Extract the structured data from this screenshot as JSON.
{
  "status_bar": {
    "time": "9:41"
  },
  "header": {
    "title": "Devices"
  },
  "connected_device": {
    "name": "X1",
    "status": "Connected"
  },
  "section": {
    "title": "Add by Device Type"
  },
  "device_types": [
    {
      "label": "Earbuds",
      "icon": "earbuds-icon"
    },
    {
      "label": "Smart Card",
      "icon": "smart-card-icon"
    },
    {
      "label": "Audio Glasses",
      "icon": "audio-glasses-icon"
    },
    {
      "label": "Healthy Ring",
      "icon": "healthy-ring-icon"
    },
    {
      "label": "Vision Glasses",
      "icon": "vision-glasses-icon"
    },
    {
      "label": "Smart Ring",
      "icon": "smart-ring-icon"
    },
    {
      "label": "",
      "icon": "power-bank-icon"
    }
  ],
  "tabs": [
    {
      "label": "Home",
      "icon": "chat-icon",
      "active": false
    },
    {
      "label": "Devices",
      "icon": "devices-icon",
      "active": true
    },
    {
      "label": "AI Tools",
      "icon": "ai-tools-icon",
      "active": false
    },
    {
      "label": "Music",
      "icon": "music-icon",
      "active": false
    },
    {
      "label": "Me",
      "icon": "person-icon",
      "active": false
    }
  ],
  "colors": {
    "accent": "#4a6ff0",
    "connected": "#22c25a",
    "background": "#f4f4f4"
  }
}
........
Task -> Repeat each record in full; every line must match exactly.

Written solution ->
Extract the structured data from this screenshot as JSON.
{
  "status_bar": {
    "time": "9:41"
  },
  "header": {
    "title": "Devices"
  },
  "connected_device": {
    "name": "X1",
    "status": "Connected"
  },
  "section": {
    "title": "Add by Device Type"
  },
  "device_types": [
    {
      "label": "Earbuds",
      "icon": "earbuds-icon"
    },
    {
      "label": "Smart Card",
      "icon": "smart-card-icon"
    },
    {
      "label": "Audio Glasses",
      "icon": "audio-glasses-icon"
    },
    {
      "label": "Healthy Ring",
      "icon": "healthy-ring-icon"
    },
    {
      "label": "Vision Glasses",
      "icon": "vision-glasses-icon"
    },
    {
      "label": "Smart Ring",
      "icon": "smart-ring-icon"
    },
    {
      "label": "",
      "icon": "power-bank-icon"
    }
  ],
  "tabs": [
    {
      "label": "Home",
      "icon": "chat-icon",
      "active": false
    },
    {
      "label": "Devices",
      "icon": "devices-icon",
      "active": true
    },
    {
      "label": "AI Tools",
      "icon": "ai-tools-icon",
      "active": false
    },
    {
      "label": "Music",
      "icon": "music-icon",
      "active": false
    },
    {
      "label": "Me",
      "icon": "person-icon",
      "active": false
    }
  ],
  "colors": {
    "accent": "#4a6ff0",
    "connected": "#22c25a",
    "background": "#f4f4f4"
  }
}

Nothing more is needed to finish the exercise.